Written task: Write out all of the data exactly as it appears.

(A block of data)
'''
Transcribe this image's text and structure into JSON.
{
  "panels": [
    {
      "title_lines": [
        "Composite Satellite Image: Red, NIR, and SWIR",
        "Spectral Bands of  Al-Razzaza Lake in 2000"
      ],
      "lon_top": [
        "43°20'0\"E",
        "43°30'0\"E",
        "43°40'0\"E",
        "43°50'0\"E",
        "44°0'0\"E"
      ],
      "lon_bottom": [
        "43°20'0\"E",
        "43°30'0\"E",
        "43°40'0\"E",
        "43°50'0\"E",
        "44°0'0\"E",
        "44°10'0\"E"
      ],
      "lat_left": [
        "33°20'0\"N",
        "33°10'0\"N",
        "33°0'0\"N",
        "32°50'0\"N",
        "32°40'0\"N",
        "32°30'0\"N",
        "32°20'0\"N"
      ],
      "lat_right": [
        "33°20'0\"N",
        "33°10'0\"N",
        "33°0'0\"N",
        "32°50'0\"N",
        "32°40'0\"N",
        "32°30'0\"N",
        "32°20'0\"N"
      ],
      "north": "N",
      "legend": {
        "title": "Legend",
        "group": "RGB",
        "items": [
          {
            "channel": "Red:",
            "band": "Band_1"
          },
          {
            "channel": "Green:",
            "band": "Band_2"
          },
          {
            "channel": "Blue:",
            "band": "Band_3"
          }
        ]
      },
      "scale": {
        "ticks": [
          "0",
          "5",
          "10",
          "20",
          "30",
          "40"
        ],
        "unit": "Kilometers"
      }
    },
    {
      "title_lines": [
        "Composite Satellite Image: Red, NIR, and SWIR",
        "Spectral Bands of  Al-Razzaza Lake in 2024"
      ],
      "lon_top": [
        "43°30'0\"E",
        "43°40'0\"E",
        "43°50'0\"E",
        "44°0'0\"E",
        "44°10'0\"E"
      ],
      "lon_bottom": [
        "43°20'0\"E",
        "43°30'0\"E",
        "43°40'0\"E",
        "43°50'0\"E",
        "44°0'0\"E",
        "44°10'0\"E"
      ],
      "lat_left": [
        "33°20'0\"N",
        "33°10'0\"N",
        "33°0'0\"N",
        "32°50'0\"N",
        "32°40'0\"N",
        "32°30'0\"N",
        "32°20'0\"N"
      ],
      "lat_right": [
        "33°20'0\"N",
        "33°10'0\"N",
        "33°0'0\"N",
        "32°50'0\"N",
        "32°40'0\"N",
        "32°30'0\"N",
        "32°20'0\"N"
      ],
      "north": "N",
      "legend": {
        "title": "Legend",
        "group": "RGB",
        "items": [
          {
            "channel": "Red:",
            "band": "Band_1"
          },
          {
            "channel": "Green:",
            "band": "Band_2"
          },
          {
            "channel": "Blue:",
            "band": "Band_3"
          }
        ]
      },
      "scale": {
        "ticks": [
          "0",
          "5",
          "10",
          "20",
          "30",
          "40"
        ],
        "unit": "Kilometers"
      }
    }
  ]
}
'''
Exercise result:
Transcribe this image's text and structure into JSON.
{
  "panels": [
    {
      "title_lines": [
        "Composite Satellite Image: Red, NIR, and SWIR",
        "Spectral Bands of  Al-Razzaza Lake in 2000"
      ],
      "lon_top": [
        "43°20'0\"E",
        "43°30'0\"E",
        "43°40'0\"E",
        "43°50'0\"E",
        "44°0'0\"E"
      ],
      "lon_bottom": [
        "43°20'0\"E",
        "43°30'0\"E",
        "43°40'0\"E",
        "43°50'0\"E",
        "44°0'0\"E",
        "44°10'0\"E"
      ],
      "lat_left": [
        "33°20'0\"N",
        "33°10'0\"N",
        "33°0'0\"N",
        "32°50'0\"N",
        "32°40'0\"N",
        "32°30'0\"N",
        "32°20'0\"N"
      ],
      "lat_right": [
        "33°20'0\"N",
        "33°10'0\"N",
        "33°0'0\"N",
        "32°50'0\"N",
        "32°40'0\"N",
        "32°30'0\"N",
        "32°20'0\"N"
      ],
      "north": "N",
      "legend": {
        "title": "Legend",
        "group": "RGB",
        "items": [
          {
            "channel": "Red:",
            "band": "Band_1"
          },
          {
            "channel": "Green:",
            "band": "Band_2"
          },
          {
            "channel": "Blue:",
            "band": "Band_3"
          }
        ]
      },
      "scale": {
        "ticks": [
          "0",
          "5",
          "10",
          "20",
          "30",
          "40"
        ],
        "unit": "Kilometers"
      }
    },
    {
      "title_lines": [
        "Composite Satellite Image: Red, NIR, and SWIR",
        "Spectral Bands of  Al-Razzaza Lake in 2024"
      ],
      "lon_top": [
        "43°30'0\"E",
        "43°40'0\"E",
        "43°50'0\"E",
        "44°0'0\"E",
        "44°10'0\"E"
      ],
      "lon_bottom": [
        "43°20'0\"E",
        "43°30'0\"E",
        "43°40'0\"E",
        "43°50'0\"E",
        "44°0'0\"E",
        "44°10'0\"E"
      ],
      "lat_left": [
        "33°20'0\"N",
        "33°10'0\"N",
        "33°0'0\"N",
        "32°50'0\"N",
        "32°40'0\"N",
        "32°30'0\"N",
        "32°20'0\"N"
      ],
      "lat_right": [
        "33°20'0\"N",
        "33°10'0\"N",
        "33°0'0\"N",
        "32°50'0\"N",
        "32°40'0\"N",
        "32°30'0\"N",
        "32°20'0\"N"
      ],
      "north": "N",
      "legend": {
        "title": "Legend",
        "group": "RGB",
        "items": [
          {
            "channel": "Red:",
            "band": "Band_1"
          },
          {
            "channel": "Green:",
            "band": "Band_2"
          },
          {
            "channel": "Blue:",
            "band": "Band_3"
          }
        ]
      },
      "scale": {
        "ticks": [
          "0",
          "5",
          "10",
          "20",
          "30",
          "40"
        ],
        "unit": "Kilometers"
      }
    }
  ]
}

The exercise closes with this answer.